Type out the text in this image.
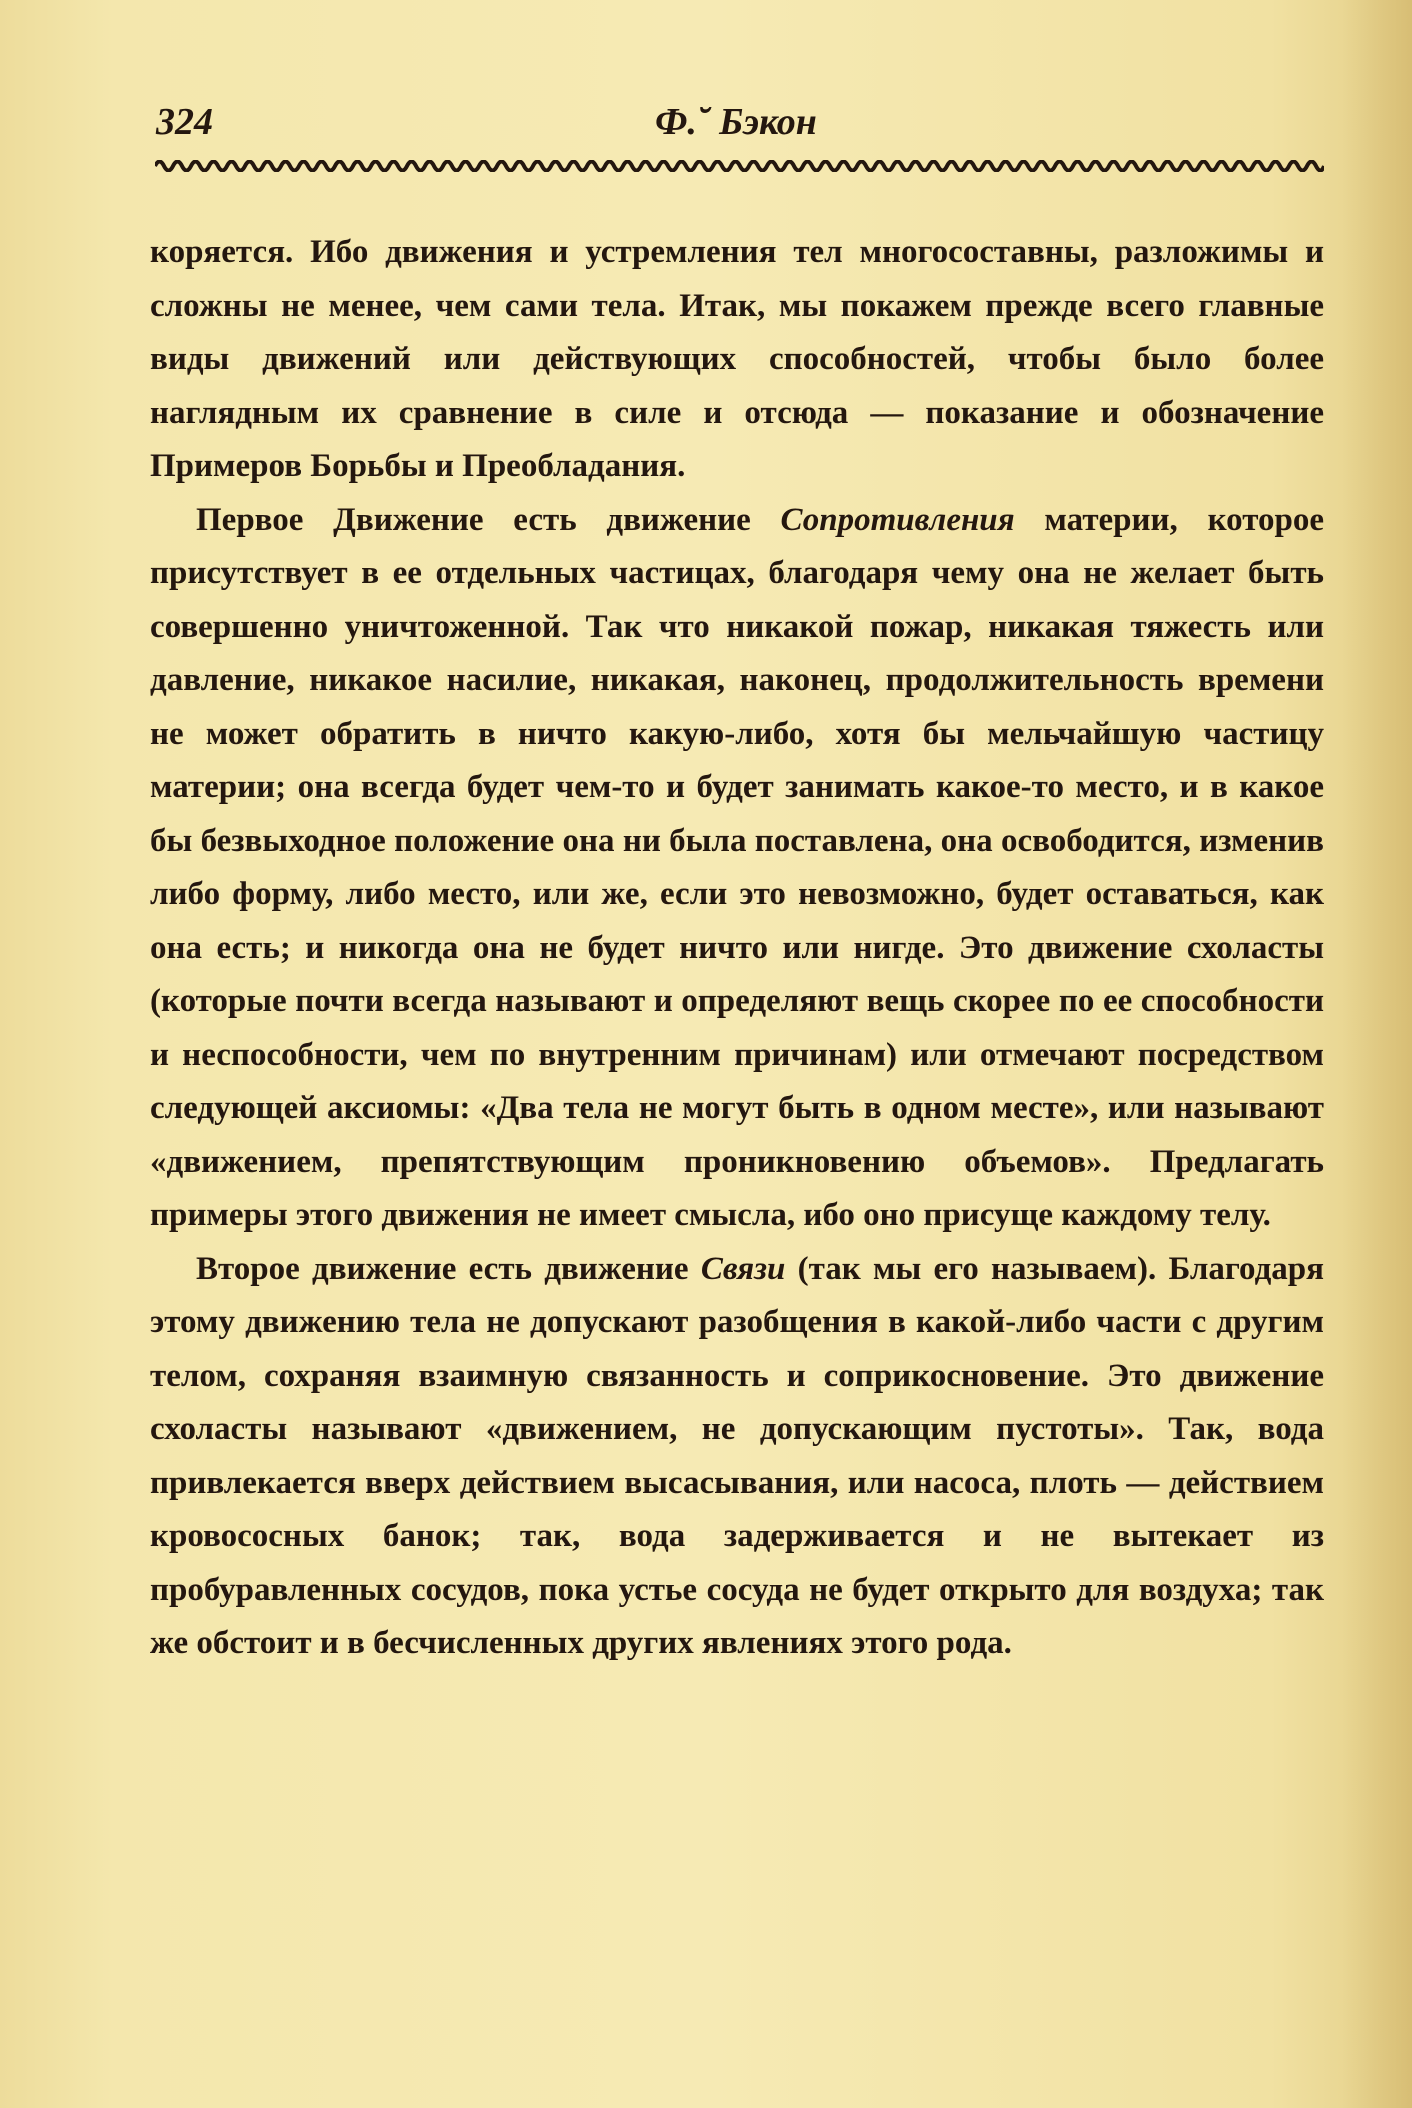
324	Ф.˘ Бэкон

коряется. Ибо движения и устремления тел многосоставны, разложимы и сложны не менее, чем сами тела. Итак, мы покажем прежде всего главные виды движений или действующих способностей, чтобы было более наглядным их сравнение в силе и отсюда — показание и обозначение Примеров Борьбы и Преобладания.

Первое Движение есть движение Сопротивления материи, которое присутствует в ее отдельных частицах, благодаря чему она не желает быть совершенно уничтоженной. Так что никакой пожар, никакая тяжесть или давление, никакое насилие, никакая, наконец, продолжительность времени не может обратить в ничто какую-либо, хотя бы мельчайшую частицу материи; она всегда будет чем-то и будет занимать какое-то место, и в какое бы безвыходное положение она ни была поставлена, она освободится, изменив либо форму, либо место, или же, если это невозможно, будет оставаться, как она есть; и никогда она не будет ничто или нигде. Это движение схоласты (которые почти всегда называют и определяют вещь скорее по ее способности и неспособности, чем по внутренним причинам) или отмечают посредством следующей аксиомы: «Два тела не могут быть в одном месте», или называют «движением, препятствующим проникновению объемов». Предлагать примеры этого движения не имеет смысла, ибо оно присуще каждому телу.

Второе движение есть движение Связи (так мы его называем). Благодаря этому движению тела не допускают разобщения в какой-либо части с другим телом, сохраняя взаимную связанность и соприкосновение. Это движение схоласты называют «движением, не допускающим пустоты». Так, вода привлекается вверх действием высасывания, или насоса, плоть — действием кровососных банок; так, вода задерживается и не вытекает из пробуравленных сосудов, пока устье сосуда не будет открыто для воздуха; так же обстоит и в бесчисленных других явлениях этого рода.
____________________
■ WHAT YOU SHOULD DO ■
Leaving out the pictures, repeat the data above exactly.

■ RESPONSE TO THE TASK ■
Type out the text in this image.
324	Ф.˘ Бэкон

коряется. Ибо движения и устремления тел многосоставны, разложимы и сложны не менее, чем сами тела. Итак, мы покажем прежде всего главные виды движений или действующих способностей, чтобы было более наглядным их сравнение в силе и отсюда — показание и обозначение Примеров Борьбы и Преобладания.

Первое Движение есть движение Сопротивления материи, которое присутствует в ее отдельных частицах, благодаря чему она не желает быть совершенно уничтоженной. Так что никакой пожар, никакая тяжесть или давление, никакое насилие, никакая, наконец, продолжительность времени не может обратить в ничто какую-либо, хотя бы мельчайшую частицу материи; она всегда будет чем-то и будет занимать какое-то место, и в какое бы безвыходное положение она ни была поставлена, она освободится, изменив либо форму, либо место, или же, если это невозможно, будет оставаться, как она есть; и никогда она не будет ничто или нигде. Это движение схоласты (которые почти всегда называют и определяют вещь скорее по ее способности и неспособности, чем по внутренним причинам) или отмечают посредством следующей аксиомы: «Два тела не могут быть в одном месте», или называют «движением, препятствующим проникновению объемов». Предлагать примеры этого движения не имеет смысла, ибо оно присуще каждому телу.

Второе движение есть движение Связи (так мы его называем). Благодаря этому движению тела не допускают разобщения в какой-либо части с другим телом, сохраняя взаимную связанность и соприкосновение. Это движение схоласты называют «движением, не допускающим пустоты». Так, вода привлекается вверх действием высасывания, или насоса, плоть — действием кровососных банок; так, вода задерживается и не вытекает из пробуравленных сосудов, пока устье сосуда не будет открыто для воздуха; так же обстоит и в бесчисленных других явлениях этого рода.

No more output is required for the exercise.